Give back the whole listing exactly as shown.

● Data entries
** Begin **
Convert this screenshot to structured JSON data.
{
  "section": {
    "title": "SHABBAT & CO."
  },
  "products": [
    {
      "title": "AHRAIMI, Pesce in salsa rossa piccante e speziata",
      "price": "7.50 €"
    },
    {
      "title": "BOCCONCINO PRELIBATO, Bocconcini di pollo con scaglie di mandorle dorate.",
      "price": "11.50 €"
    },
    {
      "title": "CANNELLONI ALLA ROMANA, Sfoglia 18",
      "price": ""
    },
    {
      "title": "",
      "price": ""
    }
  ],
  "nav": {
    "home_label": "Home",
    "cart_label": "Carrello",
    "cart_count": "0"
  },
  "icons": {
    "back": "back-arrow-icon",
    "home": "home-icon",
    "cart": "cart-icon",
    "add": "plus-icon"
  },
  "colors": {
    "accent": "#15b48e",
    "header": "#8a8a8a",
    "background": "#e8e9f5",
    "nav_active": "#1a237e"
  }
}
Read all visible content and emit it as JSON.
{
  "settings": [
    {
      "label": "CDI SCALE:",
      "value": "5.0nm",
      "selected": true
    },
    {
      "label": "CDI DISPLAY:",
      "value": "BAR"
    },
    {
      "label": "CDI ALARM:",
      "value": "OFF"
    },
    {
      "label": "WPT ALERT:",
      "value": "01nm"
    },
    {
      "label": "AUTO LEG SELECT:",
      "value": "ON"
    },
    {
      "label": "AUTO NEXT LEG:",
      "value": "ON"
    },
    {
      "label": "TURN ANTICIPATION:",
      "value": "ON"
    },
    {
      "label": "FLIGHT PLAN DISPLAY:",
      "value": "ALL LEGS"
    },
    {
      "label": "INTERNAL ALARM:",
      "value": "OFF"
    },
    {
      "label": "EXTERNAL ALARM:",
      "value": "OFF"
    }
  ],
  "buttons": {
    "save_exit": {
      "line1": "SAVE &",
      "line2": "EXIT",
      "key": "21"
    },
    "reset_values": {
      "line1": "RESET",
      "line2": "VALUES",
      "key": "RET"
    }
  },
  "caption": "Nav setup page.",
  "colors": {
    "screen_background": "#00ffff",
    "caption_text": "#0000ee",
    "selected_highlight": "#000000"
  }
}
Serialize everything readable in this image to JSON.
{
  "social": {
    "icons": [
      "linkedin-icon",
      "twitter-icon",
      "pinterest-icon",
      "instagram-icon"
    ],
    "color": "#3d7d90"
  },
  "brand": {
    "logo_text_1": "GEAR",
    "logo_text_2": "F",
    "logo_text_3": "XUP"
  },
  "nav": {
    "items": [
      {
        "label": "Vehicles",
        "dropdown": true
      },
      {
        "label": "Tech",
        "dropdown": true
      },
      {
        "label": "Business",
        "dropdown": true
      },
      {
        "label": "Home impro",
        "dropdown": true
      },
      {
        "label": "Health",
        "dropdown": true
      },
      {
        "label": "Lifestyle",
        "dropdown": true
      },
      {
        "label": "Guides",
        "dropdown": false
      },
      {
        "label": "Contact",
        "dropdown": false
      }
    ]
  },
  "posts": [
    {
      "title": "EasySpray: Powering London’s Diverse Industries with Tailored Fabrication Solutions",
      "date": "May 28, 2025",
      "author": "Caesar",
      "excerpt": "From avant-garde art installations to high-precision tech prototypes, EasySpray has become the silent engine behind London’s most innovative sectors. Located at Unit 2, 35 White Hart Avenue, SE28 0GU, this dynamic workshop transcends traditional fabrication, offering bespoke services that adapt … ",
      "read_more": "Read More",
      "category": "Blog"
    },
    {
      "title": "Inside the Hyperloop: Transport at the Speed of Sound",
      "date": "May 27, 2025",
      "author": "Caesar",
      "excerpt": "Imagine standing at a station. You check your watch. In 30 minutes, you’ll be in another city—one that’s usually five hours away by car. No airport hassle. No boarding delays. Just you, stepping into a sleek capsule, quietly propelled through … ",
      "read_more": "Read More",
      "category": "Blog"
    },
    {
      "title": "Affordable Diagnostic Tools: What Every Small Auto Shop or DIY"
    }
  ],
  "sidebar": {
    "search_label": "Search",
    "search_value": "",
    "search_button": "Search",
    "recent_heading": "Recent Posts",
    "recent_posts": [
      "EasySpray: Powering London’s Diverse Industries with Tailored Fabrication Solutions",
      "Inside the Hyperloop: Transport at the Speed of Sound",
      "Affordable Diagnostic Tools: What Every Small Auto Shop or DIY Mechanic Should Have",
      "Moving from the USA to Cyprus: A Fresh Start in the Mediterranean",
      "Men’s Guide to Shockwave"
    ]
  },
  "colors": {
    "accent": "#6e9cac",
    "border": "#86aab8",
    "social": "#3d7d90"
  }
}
** End **
● Exercise solution
Convert this screenshot to structured JSON data.
{
  "section": {
    "title": "SHABBAT & CO."
  },
  "products": [
    {
      "title": "AHRAIMI, Pesce in salsa rossa piccante e speziata",
      "price": "7.50 €"
    },
    {
      "title": "BOCCONCINO PRELIBATO, Bocconcini di pollo con scaglie di mandorle dorate.",
      "price": "11.50 €"
    },
    {
      "title": "CANNELLONI ALLA ROMANA, Sfoglia 18",
      "price": ""
    },
    {
      "title": "",
      "price": ""
    }
  ],
  "nav": {
    "home_label": "Home",
    "cart_label": "Carrello",
    "cart_count": "0"
  },
  "icons": {
    "back": "back-arrow-icon",
    "home": "home-icon",
    "cart": "cart-icon",
    "add": "plus-icon"
  },
  "colors": {
    "accent": "#15b48e",
    "header": "#8a8a8a",
    "background": "#e8e9f5",
    "nav_active": "#1a237e"
  }
}
Read all visible content and emit it as JSON.
{
  "settings": [
    {
      "label": "CDI SCALE:",
      "value": "5.0nm",
      "selected": true
    },
    {
      "label": "CDI DISPLAY:",
      "value": "BAR"
    },
    {
      "label": "CDI ALARM:",
      "value": "OFF"
    },
    {
      "label": "WPT ALERT:",
      "value": "01nm"
    },
    {
      "label": "AUTO LEG SELECT:",
      "value": "ON"
    },
    {
      "label": "AUTO NEXT LEG:",
      "value": "ON"
    },
    {
      "label": "TURN ANTICIPATION:",
      "value": "ON"
    },
    {
      "label": "FLIGHT PLAN DISPLAY:",
      "value": "ALL LEGS"
    },
    {
      "label": "INTERNAL ALARM:",
      "value": "OFF"
    },
    {
      "label": "EXTERNAL ALARM:",
      "value": "OFF"
    }
  ],
  "buttons": {
    "save_exit": {
      "line1": "SAVE &",
      "line2": "EXIT",
      "key": "21"
    },
    "reset_values": {
      "line1": "RESET",
      "line2": "VALUES",
      "key": "RET"
    }
  },
  "caption": "Nav setup page.",
  "colors": {
    "screen_background": "#00ffff",
    "caption_text": "#0000ee",
    "selected_highlight": "#000000"
  }
}
Serialize everything readable in this image to JSON.
{
  "social": {
    "icons": [
      "linkedin-icon",
      "twitter-icon",
      "pinterest-icon",
      "instagram-icon"
    ],
    "color": "#3d7d90"
  },
  "brand": {
    "logo_text_1": "GEAR",
    "logo_text_2": "F",
    "logo_text_3": "XUP"
  },
  "nav": {
    "items": [
      {
        "label": "Vehicles",
        "dropdown": true
      },
      {
        "label": "Tech",
        "dropdown": true
      },
      {
        "label": "Business",
        "dropdown": true
      },
      {
        "label": "Home impro",
        "dropdown": true
      },
      {
        "label": "Health",
        "dropdown": true
      },
      {
        "label": "Lifestyle",
        "dropdown": true
      },
      {
        "label": "Guides",
        "dropdown": false
      },
      {
        "label": "Contact",
        "dropdown": false
      }
    ]
  },
  "posts": [
    {
      "title": "EasySpray: Powering London’s Diverse Industries with Tailored Fabrication Solutions",
      "date": "May 28, 2025",
      "author": "Caesar",
      "excerpt": "From avant-garde art installations to high-precision tech prototypes, EasySpray has become the silent engine behind London’s most innovative sectors. Located at Unit 2, 35 White Hart Avenue, SE28 0GU, this dynamic workshop transcends traditional fabrication, offering bespoke services that adapt … ",
      "read_more": "Read More",
      "category": "Blog"
    },
    {
      "title": "Inside the Hyperloop: Transport at the Speed of Sound",
      "date": "May 27, 2025",
      "author": "Caesar",
      "excerpt": "Imagine standing at a station. You check your watch. In 30 minutes, you’ll be in another city—one that’s usually five hours away by car. No airport hassle. No boarding delays. Just you, stepping into a sleek capsule, quietly propelled through … ",
      "read_more": "Read More",
      "category": "Blog"
    },
    {
      "title": "Affordable Diagnostic Tools: What Every Small Auto Shop or DIY"
    }
  ],
  "sidebar": {
    "search_label": "Search",
    "search_value": "",
    "search_button": "Search",
    "recent_heading": "Recent Posts",
    "recent_posts": [
      "EasySpray: Powering London’s Diverse Industries with Tailored Fabrication Solutions",
      "Inside the Hyperloop: Transport at the Speed of Sound",
      "Affordable Diagnostic Tools: What Every Small Auto Shop or DIY Mechanic Should Have",
      "Moving from the USA to Cyprus: A Fresh Start in the Mediterranean",
      "Men’s Guide to Shockwave"
    ]
  },
  "colors": {
    "accent": "#6e9cac",
    "border": "#86aab8",
    "social": "#3d7d90"
  }
}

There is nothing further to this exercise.